## Work to do
Take down each entry exactly as written.

## Dataset items
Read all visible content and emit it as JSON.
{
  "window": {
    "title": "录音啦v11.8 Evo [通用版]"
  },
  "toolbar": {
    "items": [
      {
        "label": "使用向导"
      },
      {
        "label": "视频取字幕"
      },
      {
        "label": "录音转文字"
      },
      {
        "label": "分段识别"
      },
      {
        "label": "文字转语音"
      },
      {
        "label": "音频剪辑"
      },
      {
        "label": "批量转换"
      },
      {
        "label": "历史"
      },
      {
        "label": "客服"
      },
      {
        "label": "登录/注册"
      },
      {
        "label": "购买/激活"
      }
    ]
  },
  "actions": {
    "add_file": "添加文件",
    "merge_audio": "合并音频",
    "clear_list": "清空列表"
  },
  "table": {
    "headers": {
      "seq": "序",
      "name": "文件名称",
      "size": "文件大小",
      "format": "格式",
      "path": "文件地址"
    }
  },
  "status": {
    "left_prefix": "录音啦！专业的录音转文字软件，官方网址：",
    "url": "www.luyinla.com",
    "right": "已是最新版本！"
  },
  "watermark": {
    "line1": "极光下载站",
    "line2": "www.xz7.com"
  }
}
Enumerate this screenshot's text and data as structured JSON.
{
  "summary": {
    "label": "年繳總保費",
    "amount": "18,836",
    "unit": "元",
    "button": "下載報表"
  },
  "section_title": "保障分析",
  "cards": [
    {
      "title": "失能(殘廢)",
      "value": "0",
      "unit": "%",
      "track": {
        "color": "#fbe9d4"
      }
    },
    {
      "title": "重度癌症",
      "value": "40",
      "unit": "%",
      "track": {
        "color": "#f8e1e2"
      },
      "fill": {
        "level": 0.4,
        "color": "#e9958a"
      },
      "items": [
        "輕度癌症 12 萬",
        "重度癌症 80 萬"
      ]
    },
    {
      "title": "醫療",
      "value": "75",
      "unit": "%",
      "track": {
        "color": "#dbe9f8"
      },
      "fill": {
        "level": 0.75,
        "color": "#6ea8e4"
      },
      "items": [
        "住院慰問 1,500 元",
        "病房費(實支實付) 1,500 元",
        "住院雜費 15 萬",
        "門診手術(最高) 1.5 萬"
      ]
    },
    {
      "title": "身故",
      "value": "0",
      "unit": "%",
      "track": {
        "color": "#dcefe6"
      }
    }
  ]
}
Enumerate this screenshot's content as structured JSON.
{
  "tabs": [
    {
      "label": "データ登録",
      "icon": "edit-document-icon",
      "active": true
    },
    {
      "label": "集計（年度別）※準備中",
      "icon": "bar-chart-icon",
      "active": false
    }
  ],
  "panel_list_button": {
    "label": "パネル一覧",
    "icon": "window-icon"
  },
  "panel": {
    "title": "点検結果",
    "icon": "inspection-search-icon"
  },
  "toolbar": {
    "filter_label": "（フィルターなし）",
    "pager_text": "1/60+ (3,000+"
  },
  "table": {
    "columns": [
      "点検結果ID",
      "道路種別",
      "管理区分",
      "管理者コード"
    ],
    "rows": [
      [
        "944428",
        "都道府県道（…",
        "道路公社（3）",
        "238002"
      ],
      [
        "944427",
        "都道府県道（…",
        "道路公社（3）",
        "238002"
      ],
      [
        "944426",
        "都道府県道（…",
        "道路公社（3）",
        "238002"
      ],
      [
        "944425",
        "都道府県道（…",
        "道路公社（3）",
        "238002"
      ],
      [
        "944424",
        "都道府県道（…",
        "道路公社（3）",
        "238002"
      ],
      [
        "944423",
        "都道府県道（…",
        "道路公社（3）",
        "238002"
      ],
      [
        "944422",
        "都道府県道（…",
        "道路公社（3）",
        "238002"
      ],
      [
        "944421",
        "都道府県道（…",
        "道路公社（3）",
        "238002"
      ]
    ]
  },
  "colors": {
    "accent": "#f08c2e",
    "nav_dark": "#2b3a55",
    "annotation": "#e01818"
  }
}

## The output
Read all visible content and emit it as JSON.
{
  "window": {
    "title": "录音啦v11.8 Evo [通用版]"
  },
  "toolbar": {
    "items": [
      {
        "label": "使用向导"
      },
      {
        "label": "视频取字幕"
      },
      {
        "label": "录音转文字"
      },
      {
        "label": "分段识别"
      },
      {
        "label": "文字转语音"
      },
      {
        "label": "音频剪辑"
      },
      {
        "label": "批量转换"
      },
      {
        "label": "历史"
      },
      {
        "label": "客服"
      },
      {
        "label": "登录/注册"
      },
      {
        "label": "购买/激活"
      }
    ]
  },
  "actions": {
    "add_file": "添加文件",
    "merge_audio": "合并音频",
    "clear_list": "清空列表"
  },
  "table": {
    "headers": {
      "seq": "序",
      "name": "文件名称",
      "size": "文件大小",
      "format": "格式",
      "path": "文件地址"
    }
  },
  "status": {
    "left_prefix": "录音啦！专业的录音转文字软件，官方网址：",
    "url": "www.luyinla.com",
    "right": "已是最新版本！"
  },
  "watermark": {
    "line1": "极光下载站",
    "line2": "www.xz7.com"
  }
}
Enumerate this screenshot's text and data as structured JSON.
{
  "summary": {
    "label": "年繳總保費",
    "amount": "18,836",
    "unit": "元",
    "button": "下載報表"
  },
  "section_title": "保障分析",
  "cards": [
    {
      "title": "失能(殘廢)",
      "value": "0",
      "unit": "%",
      "track": {
        "color": "#fbe9d4"
      }
    },
    {
      "title": "重度癌症",
      "value": "40",
      "unit": "%",
      "track": {
        "color": "#f8e1e2"
      },
      "fill": {
        "level": 0.4,
        "color": "#e9958a"
      },
      "items": [
        "輕度癌症 12 萬",
        "重度癌症 80 萬"
      ]
    },
    {
      "title": "醫療",
      "value": "75",
      "unit": "%",
      "track": {
        "color": "#dbe9f8"
      },
      "fill": {
        "level": 0.75,
        "color": "#6ea8e4"
      },
      "items": [
        "住院慰問 1,500 元",
        "病房費(實支實付) 1,500 元",
        "住院雜費 15 萬",
        "門診手術(最高) 1.5 萬"
      ]
    },
    {
      "title": "身故",
      "value": "0",
      "unit": "%",
      "track": {
        "color": "#dcefe6"
      }
    }
  ]
}
Enumerate this screenshot's content as structured JSON.
{
  "tabs": [
    {
      "label": "データ登録",
      "icon": "edit-document-icon",
      "active": true
    },
    {
      "label": "集計（年度別）※準備中",
      "icon": "bar-chart-icon",
      "active": false
    }
  ],
  "panel_list_button": {
    "label": "パネル一覧",
    "icon": "window-icon"
  },
  "panel": {
    "title": "点検結果",
    "icon": "inspection-search-icon"
  },
  "toolbar": {
    "filter_label": "（フィルターなし）",
    "pager_text": "1/60+ (3,000+"
  },
  "table": {
    "columns": [
      "点検結果ID",
      "道路種別",
      "管理区分",
      "管理者コード"
    ],
    "rows": [
      [
        "944428",
        "都道府県道（…",
        "道路公社（3）",
        "238002"
      ],
      [
        "944427",
        "都道府県道（…",
        "道路公社（3）",
        "238002"
      ],
      [
        "944426",
        "都道府県道（…",
        "道路公社（3）",
        "238002"
      ],
      [
        "944425",
        "都道府県道（…",
        "道路公社（3）",
        "238002"
      ],
      [
        "944424",
        "都道府県道（…",
        "道路公社（3）",
        "238002"
      ],
      [
        "944423",
        "都道府県道（…",
        "道路公社（3）",
        "238002"
      ],
      [
        "944422",
        "都道府県道（…",
        "道路公社（3）",
        "238002"
      ],
      [
        "944421",
        "都道府県道（…",
        "道路公社（3）",
        "238002"
      ]
    ]
  },
  "colors": {
    "accent": "#f08c2e",
    "nav_dark": "#2b3a55",
    "annotation": "#e01818"
  }
}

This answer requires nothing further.